What to produce: Turn the lines below into a Markdown table with two columns, "Row" for the row number and "Line" for the line itself. Skip blank lines and leave the pictures out.

Data for processing:
________________________________________

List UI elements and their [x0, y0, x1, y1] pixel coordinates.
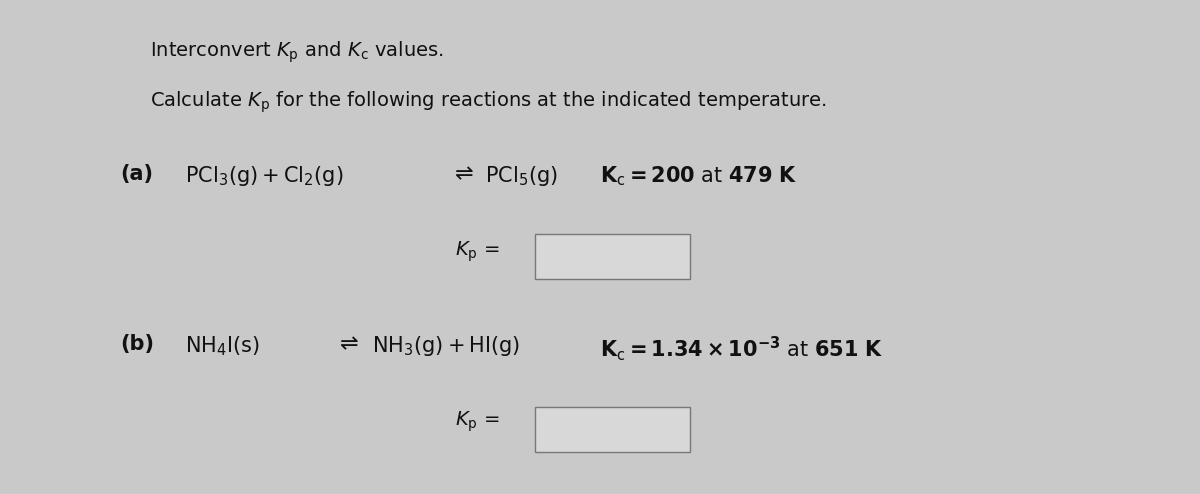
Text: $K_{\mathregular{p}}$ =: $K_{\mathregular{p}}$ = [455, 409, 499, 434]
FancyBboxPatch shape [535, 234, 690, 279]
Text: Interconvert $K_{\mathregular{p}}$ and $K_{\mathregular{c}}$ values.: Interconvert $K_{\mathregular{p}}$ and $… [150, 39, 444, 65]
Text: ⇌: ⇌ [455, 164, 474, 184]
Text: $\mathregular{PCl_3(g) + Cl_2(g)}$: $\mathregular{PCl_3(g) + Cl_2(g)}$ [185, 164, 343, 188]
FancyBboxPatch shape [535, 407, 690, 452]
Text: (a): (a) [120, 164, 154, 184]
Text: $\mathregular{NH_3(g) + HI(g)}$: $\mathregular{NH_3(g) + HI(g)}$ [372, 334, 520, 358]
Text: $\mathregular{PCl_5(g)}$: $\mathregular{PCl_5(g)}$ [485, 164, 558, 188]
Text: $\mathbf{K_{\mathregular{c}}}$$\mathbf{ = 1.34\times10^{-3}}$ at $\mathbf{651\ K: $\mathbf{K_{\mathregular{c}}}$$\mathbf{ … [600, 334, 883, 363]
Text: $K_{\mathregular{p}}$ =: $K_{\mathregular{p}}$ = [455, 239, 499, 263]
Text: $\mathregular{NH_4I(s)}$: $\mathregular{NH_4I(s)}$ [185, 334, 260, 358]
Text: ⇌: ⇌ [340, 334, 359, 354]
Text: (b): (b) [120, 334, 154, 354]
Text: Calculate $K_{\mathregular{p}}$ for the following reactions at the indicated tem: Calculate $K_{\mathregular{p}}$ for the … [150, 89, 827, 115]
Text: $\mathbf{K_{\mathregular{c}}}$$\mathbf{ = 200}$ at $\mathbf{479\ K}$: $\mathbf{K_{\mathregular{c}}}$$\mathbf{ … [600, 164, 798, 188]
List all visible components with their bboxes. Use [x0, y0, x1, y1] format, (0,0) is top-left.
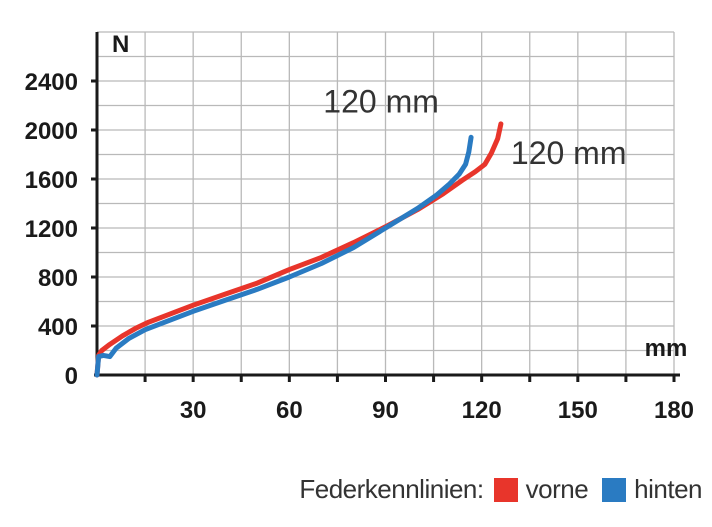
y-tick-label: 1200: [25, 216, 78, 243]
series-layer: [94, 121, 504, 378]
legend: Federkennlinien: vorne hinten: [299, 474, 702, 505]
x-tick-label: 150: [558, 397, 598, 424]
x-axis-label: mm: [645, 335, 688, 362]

________________________________________

Complete output:
| Row | Line |
|---|---|
| 1 | List UI elements and their [x0, y0, x1, y1] pixel coordinates. |
| 2 | Text: $K_{\mathregular{p}}$ =: $K_{\mathregular{p}}$ = [455, 409, 499, 434] |
| 3 | FancyBboxPatch shape [535, 234, 690, 279] |
| 4 | Text: Interconvert $K_{\mathregular{p}}$ and $K_{\mathregular{c}}$ values.: Interconvert $K_{\mathregular{p}}$ and $… [150, 39, 444, 65] |
| 5 | Text: ⇌: ⇌ [455, 164, 474, 184] |
| 6 | Text: $\mathregular{PCl_3(g) + Cl_2(g)}$: $\mathregular{PCl_3(g) + Cl_2(g)}$ [185, 164, 343, 188] |
| 7 | FancyBboxPatch shape [535, 407, 690, 452] |
| 8 | Text: (a): (a) [120, 164, 154, 184] |
| 9 | Text: $\mathregular{NH_3(g) + HI(g)}$: $\mathregular{NH_3(g) + HI(g)}$ [372, 334, 520, 358] |
| 10 | Text: $\mathregular{PCl_5(g)}$: $\mathregular{PCl_5(g)}$ [485, 164, 558, 188] |
| 11 | Text: $\mathbf{K_{\mathregular{c}}}$$\mathbf{ = 1.34\times10^{-3}}$ at $\mathbf{651\ K: $\mathbf{K_{\mathregular{c}}}$$\mathbf{ … [600, 334, 883, 363] |
| 12 | Text: $K_{\mathregular{p}}$ =: $K_{\mathregular{p}}$ = [455, 239, 499, 263] |
| 13 | Text: $\mathregular{NH_4I(s)}$: $\mathregular{NH_4I(s)}$ [185, 334, 260, 358] |
| 14 | Text: ⇌: ⇌ [340, 334, 359, 354] |
| 15 | Text: (b): (b) [120, 334, 154, 354] |
| 16 | Text: Calculate $K_{\mathregular{p}}$ for the following reactions at the indicated tem: Calculate $K_{\mathregular{p}}$ for the … [150, 89, 827, 115] |
| 17 | Text: $\mathbf{K_{\mathregular{c}}}$$\mathbf{ = 200}$ at $\mathbf{479\ K}$: $\mathbf{K_{\mathregular{c}}}$$\mathbf{ … [600, 164, 798, 188] |
| 18 | List all visible components with their bboxes. Use [x0, y0, x1, y1] format, (0,0) is top-left. |
| 19 | y-tick-label: 1200: [25, 216, 78, 243] |
| 20 | series-layer: [94, 121, 504, 378] |
| 21 | legend: Federkennlinien: vorne hinten: [299, 474, 702, 505] |
| 22 | x-tick-label: 150: [558, 397, 598, 424] |
| 23 | x-axis-label: mm: [645, 335, 688, 362] |